Task directions =
Read the lines that follow and pick out every one containing the word "right".

___ Records for this task

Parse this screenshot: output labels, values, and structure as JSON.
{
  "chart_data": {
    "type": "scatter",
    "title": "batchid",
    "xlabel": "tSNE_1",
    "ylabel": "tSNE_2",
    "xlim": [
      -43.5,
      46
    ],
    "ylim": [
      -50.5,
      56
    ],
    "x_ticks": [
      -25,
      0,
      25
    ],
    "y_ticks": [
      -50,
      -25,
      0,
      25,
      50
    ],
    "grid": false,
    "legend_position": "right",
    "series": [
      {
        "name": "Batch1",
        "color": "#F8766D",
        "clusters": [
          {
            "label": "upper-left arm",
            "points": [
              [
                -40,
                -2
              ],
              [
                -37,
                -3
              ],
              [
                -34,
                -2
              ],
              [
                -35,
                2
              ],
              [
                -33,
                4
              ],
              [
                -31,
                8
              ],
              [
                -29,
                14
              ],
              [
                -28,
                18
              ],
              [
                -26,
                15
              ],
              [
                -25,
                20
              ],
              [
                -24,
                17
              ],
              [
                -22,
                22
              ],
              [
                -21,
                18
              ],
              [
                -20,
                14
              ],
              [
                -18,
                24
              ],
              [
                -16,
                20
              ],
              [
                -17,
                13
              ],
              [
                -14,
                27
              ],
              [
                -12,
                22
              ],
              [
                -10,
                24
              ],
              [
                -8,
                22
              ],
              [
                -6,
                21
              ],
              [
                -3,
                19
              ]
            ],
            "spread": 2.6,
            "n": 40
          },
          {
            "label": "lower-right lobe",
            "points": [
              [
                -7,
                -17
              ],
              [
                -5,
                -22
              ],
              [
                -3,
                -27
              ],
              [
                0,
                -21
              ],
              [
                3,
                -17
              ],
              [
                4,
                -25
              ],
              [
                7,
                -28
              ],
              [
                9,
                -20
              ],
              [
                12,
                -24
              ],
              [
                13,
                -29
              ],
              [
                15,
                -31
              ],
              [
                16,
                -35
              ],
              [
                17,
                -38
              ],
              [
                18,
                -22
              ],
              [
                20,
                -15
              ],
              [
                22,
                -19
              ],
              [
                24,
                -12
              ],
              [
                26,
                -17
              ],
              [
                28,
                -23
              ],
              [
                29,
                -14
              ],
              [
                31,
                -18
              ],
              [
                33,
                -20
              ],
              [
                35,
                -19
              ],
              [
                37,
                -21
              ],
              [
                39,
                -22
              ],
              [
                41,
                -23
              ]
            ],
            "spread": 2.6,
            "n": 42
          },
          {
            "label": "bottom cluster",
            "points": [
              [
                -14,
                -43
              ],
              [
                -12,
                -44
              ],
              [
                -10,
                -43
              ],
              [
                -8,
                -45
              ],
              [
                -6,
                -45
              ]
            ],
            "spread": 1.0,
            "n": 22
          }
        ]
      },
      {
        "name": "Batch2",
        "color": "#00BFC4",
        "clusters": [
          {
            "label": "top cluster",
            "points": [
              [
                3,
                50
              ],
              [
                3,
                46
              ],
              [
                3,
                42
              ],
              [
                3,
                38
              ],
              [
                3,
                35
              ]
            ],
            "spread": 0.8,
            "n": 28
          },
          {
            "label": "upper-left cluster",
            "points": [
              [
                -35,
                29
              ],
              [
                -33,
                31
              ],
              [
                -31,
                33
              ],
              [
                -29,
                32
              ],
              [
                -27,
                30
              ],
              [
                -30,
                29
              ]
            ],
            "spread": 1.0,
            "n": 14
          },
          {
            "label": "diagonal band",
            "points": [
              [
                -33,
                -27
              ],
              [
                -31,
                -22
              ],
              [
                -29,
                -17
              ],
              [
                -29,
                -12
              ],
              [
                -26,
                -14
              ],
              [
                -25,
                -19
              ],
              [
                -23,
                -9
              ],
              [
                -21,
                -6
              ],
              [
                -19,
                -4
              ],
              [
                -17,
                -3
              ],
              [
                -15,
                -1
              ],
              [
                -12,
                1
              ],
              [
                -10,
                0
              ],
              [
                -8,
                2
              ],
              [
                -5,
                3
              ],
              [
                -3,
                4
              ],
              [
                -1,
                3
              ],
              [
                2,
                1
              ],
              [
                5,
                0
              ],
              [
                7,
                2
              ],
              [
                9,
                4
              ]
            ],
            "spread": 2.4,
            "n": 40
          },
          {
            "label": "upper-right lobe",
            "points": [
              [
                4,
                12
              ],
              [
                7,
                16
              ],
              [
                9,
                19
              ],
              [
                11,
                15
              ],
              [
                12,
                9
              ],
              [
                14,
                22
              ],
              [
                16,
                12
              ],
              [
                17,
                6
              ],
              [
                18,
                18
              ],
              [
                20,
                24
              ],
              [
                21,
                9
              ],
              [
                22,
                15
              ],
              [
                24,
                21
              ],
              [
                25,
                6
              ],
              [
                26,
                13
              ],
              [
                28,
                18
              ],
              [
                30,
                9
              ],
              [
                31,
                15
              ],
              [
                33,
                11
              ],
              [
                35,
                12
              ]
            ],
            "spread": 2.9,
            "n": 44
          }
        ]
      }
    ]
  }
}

______

Output for this task =
    "legend_position": "right",
            "label": "lower-right lobe",
            "label": "upper-right lobe",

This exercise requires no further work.